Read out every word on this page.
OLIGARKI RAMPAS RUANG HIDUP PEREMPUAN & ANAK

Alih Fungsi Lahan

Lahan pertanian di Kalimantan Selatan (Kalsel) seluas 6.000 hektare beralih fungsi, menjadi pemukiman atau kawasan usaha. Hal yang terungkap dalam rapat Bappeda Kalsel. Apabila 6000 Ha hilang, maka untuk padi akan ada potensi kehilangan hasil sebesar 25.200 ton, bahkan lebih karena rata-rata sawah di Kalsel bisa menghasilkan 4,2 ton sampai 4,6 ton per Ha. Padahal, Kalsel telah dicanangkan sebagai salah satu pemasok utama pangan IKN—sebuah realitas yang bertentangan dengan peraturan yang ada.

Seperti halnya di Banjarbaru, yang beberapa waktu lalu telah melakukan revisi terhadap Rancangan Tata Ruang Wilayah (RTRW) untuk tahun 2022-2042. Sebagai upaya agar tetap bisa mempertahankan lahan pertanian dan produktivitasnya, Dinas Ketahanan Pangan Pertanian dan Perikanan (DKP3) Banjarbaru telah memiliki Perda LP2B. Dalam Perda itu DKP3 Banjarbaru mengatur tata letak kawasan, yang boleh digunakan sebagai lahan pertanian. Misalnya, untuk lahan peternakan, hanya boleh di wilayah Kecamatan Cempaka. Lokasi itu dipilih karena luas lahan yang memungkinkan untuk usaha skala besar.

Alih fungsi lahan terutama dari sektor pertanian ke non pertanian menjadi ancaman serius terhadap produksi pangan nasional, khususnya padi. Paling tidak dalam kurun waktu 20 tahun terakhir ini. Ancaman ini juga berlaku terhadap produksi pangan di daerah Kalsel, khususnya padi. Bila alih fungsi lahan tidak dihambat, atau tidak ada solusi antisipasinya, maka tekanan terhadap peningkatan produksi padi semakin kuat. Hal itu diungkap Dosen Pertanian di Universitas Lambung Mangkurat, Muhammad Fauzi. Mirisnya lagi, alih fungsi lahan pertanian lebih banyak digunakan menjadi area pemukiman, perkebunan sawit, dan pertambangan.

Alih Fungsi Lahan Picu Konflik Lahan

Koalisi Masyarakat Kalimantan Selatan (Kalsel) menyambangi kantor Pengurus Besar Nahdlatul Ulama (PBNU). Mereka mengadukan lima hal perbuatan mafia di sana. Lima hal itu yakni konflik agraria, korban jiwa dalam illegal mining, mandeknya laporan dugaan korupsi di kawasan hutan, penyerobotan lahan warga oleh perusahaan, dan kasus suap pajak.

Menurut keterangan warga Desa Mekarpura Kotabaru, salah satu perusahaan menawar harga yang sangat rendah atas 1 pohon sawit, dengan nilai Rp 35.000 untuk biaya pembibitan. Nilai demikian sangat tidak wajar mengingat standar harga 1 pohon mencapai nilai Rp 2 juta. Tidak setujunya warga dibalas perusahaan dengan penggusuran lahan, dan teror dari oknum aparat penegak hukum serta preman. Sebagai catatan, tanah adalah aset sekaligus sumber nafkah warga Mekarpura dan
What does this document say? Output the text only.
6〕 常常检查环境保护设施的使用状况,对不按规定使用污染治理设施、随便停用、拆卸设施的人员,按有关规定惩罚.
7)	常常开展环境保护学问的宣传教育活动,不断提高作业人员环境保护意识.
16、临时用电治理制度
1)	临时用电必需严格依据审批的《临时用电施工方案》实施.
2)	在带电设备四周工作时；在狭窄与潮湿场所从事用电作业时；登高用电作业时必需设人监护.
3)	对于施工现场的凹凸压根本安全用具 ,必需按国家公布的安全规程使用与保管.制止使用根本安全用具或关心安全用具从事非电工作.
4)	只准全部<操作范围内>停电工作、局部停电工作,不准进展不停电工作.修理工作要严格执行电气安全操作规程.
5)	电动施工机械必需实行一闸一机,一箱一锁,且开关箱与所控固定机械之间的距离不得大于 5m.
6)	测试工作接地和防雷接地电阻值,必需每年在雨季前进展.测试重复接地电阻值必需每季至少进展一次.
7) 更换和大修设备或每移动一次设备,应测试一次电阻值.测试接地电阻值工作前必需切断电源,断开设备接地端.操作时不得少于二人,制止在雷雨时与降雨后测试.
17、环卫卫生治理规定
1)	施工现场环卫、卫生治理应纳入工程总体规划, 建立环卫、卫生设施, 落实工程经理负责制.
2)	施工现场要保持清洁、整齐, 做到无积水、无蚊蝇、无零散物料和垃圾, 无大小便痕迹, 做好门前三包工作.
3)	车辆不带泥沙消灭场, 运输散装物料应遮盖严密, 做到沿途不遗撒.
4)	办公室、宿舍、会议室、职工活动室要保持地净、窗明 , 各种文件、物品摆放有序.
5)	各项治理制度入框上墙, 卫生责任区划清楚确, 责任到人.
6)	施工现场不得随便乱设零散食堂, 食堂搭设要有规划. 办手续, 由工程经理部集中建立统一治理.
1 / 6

──────────

Required task: Set down each entry again, unchanged.

Solution for this exercise:
Read out every word on this page.
OLIGARKI RAMPAS RUANG HIDUP PEREMPUAN & ANAK

Alih Fungsi Lahan

Lahan pertanian di Kalimantan Selatan (Kalsel) seluas 6.000 hektare beralih fungsi, menjadi pemukiman atau kawasan usaha. Hal yang terungkap dalam rapat Bappeda Kalsel. Apabila 6000 Ha hilang, maka untuk padi akan ada potensi kehilangan hasil sebesar 25.200 ton, bahkan lebih karena rata-rata sawah di Kalsel bisa menghasilkan 4,2 ton sampai 4,6 ton per Ha. Padahal, Kalsel telah dicanangkan sebagai salah satu pemasok utama pangan IKN—sebuah realitas yang bertentangan dengan peraturan yang ada.

Seperti halnya di Banjarbaru, yang beberapa waktu lalu telah melakukan revisi terhadap Rancangan Tata Ruang Wilayah (RTRW) untuk tahun 2022-2042. Sebagai upaya agar tetap bisa mempertahankan lahan pertanian dan produktivitasnya, Dinas Ketahanan Pangan Pertanian dan Perikanan (DKP3) Banjarbaru telah memiliki Perda LP2B. Dalam Perda itu DKP3 Banjarbaru mengatur tata letak kawasan, yang boleh digunakan sebagai lahan pertanian. Misalnya, untuk lahan peternakan, hanya boleh di wilayah Kecamatan Cempaka. Lokasi itu dipilih karena luas lahan yang memungkinkan untuk usaha skala besar.

Alih fungsi lahan terutama dari sektor pertanian ke non pertanian menjadi ancaman serius terhadap produksi pangan nasional, khususnya padi. Paling tidak dalam kurun waktu 20 tahun terakhir ini. Ancaman ini juga berlaku terhadap produksi pangan di daerah Kalsel, khususnya padi. Bila alih fungsi lahan tidak dihambat, atau tidak ada solusi antisipasinya, maka tekanan terhadap peningkatan produksi padi semakin kuat. Hal itu diungkap Dosen Pertanian di Universitas Lambung Mangkurat, Muhammad Fauzi. Mirisnya lagi, alih fungsi lahan pertanian lebih banyak digunakan menjadi area pemukiman, perkebunan sawit, dan pertambangan.

Alih Fungsi Lahan Picu Konflik Lahan

Koalisi Masyarakat Kalimantan Selatan (Kalsel) menyambangi kantor Pengurus Besar Nahdlatul Ulama (PBNU). Mereka mengadukan lima hal perbuatan mafia di sana. Lima hal itu yakni konflik agraria, korban jiwa dalam illegal mining, mandeknya laporan dugaan korupsi di kawasan hutan, penyerobotan lahan warga oleh perusahaan, dan kasus suap pajak.

Menurut keterangan warga Desa Mekarpura Kotabaru, salah satu perusahaan menawar harga yang sangat rendah atas 1 pohon sawit, dengan nilai Rp 35.000 untuk biaya pembibitan. Nilai demikian sangat tidak wajar mengingat standar harga 1 pohon mencapai nilai Rp 2 juta. Tidak setujunya warga dibalas perusahaan dengan penggusuran lahan, dan teror dari oknum aparat penegak hukum serta preman. Sebagai catatan, tanah adalah aset sekaligus sumber nafkah warga Mekarpura dan
What does this document say? Output the text only.
6〕 常常检查环境保护设施的使用状况,对不按规定使用污染治理设施、随便停用、拆卸设施的人员,按有关规定惩罚.
7)	常常开展环境保护学问的宣传教育活动,不断提高作业人员环境保护意识.
16、临时用电治理制度
1)	临时用电必需严格依据审批的《临时用电施工方案》实施.
2)	在带电设备四周工作时；在狭窄与潮湿场所从事用电作业时；登高用电作业时必需设人监护.
3)	对于施工现场的凹凸压根本安全用具 ,必需按国家公布的安全规程使用与保管.制止使用根本安全用具或关心安全用具从事非电工作.
4)	只准全部<操作范围内>停电工作、局部停电工作,不准进展不停电工作.修理工作要严格执行电气安全操作规程.
5)	电动施工机械必需实行一闸一机,一箱一锁,且开关箱与所控固定机械之间的距离不得大于 5m.
6)	测试工作接地和防雷接地电阻值,必需每年在雨季前进展.测试重复接地电阻值必需每季至少进展一次.
7) 更换和大修设备或每移动一次设备,应测试一次电阻值.测试接地电阻值工作前必需切断电源,断开设备接地端.操作时不得少于二人,制止在雷雨时与降雨后测试.
17、环卫卫生治理规定
1)	施工现场环卫、卫生治理应纳入工程总体规划, 建立环卫、卫生设施, 落实工程经理负责制.
2)	施工现场要保持清洁、整齐, 做到无积水、无蚊蝇、无零散物料和垃圾, 无大小便痕迹, 做好门前三包工作.
3)	车辆不带泥沙消灭场, 运输散装物料应遮盖严密, 做到沿途不遗撒.
4)	办公室、宿舍、会议室、职工活动室要保持地净、窗明 , 各种文件、物品摆放有序.
5)	各项治理制度入框上墙, 卫生责任区划清楚确, 责任到人.
6)	施工现场不得随便乱设零散食堂, 食堂搭设要有规划. 办手续, 由工程经理部集中建立统一治理.
1 / 6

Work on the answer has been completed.